Items listed in a dataset:
----
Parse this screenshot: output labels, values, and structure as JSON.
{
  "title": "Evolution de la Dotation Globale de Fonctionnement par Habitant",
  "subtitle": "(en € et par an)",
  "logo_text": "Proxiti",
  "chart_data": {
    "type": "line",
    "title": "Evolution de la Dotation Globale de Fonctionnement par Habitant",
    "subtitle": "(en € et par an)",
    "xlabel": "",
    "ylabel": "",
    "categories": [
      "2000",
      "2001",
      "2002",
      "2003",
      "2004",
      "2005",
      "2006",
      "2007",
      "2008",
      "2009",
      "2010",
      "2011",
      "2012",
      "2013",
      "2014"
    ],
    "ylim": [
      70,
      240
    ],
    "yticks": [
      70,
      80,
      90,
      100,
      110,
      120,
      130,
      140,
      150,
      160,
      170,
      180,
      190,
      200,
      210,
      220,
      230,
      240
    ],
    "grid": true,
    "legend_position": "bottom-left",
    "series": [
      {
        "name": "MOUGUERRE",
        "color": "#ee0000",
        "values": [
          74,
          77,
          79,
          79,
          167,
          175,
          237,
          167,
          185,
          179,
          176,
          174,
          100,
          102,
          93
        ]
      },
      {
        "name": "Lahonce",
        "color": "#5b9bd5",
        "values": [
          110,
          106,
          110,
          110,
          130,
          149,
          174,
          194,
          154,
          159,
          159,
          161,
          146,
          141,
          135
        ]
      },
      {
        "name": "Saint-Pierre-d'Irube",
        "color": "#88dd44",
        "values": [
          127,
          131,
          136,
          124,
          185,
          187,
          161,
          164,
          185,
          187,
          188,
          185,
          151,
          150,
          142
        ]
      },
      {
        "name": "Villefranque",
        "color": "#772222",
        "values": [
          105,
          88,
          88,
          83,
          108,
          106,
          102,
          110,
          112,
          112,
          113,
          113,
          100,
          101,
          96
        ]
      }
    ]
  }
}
----
Reproduce all of the entries word for word.

Parse this screenshot: output labels, values, and structure as JSON.
{
  "title": "Evolution de la Dotation Globale de Fonctionnement par Habitant",
  "subtitle": "(en € et par an)",
  "logo_text": "Proxiti",
  "chart_data": {
    "type": "line",
    "title": "Evolution de la Dotation Globale de Fonctionnement par Habitant",
    "subtitle": "(en € et par an)",
    "xlabel": "",
    "ylabel": "",
    "categories": [
      "2000",
      "2001",
      "2002",
      "2003",
      "2004",
      "2005",
      "2006",
      "2007",
      "2008",
      "2009",
      "2010",
      "2011",
      "2012",
      "2013",
      "2014"
    ],
    "ylim": [
      70,
      240
    ],
    "yticks": [
      70,
      80,
      90,
      100,
      110,
      120,
      130,
      140,
      150,
      160,
      170,
      180,
      190,
      200,
      210,
      220,
      230,
      240
    ],
    "grid": true,
    "legend_position": "bottom-left",
    "series": [
      {
        "name": "MOUGUERRE",
        "color": "#ee0000",
        "values": [
          74,
          77,
          79,
          79,
          167,
          175,
          237,
          167,
          185,
          179,
          176,
          174,
          100,
          102,
          93
        ]
      },
      {
        "name": "Lahonce",
        "color": "#5b9bd5",
        "values": [
          110,
          106,
          110,
          110,
          130,
          149,
          174,
          194,
          154,
          159,
          159,
          161,
          146,
          141,
          135
        ]
      },
      {
        "name": "Saint-Pierre-d'Irube",
        "color": "#88dd44",
        "values": [
          127,
          131,
          136,
          124,
          185,
          187,
          161,
          164,
          185,
          187,
          188,
          185,
          151,
          150,
          142
        ]
      },
      {
        "name": "Villefranque",
        "color": "#772222",
        "values": [
          105,
          88,
          88,
          83,
          108,
          106,
          102,
          110,
          112,
          112,
          113,
          113,
          100,
          101,
          96
        ]
      }
    ]
  }
}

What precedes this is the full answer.